*Job*.
Below are records; count the lines that contain "Μεταβολὴ" and give only the total.

*Data extract*.
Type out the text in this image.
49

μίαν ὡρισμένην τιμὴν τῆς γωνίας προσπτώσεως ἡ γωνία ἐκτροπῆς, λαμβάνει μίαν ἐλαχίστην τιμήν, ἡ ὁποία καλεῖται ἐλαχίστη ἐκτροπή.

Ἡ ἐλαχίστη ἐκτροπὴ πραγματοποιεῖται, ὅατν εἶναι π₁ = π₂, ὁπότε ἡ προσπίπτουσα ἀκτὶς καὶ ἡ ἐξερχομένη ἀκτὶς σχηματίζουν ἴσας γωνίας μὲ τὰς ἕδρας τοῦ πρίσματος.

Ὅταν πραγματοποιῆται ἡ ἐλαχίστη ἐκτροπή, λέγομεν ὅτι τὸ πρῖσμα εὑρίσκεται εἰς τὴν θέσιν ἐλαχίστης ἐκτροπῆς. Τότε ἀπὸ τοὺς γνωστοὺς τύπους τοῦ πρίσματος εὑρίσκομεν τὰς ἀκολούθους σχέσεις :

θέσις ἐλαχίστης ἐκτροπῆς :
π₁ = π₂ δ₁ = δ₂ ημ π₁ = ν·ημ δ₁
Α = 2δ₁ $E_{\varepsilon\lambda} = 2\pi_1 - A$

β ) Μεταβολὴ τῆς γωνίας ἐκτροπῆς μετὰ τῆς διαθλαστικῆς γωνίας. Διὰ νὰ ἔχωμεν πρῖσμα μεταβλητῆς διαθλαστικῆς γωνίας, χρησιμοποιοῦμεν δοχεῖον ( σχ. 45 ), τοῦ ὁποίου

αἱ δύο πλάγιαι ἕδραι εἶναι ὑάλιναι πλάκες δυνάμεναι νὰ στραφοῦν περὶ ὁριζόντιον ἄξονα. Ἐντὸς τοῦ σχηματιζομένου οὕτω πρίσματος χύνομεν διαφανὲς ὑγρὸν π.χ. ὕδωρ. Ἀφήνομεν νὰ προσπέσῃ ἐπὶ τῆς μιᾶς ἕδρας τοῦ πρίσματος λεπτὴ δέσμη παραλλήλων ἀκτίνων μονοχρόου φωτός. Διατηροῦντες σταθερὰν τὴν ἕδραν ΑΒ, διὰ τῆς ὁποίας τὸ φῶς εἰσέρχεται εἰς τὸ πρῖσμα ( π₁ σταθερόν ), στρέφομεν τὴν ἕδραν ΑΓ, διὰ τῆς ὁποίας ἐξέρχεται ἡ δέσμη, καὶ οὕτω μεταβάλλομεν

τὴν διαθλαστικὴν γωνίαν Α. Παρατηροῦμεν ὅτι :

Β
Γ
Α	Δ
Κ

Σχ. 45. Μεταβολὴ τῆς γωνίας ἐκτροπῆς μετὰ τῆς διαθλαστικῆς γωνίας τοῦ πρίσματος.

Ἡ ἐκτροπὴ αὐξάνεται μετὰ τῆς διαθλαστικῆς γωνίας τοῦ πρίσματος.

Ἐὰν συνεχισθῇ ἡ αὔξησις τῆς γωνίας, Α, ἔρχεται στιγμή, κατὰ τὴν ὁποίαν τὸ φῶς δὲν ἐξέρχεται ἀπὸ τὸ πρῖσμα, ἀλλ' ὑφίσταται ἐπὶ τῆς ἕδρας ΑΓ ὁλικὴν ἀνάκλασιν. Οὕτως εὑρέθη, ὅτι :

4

*Output below*.
2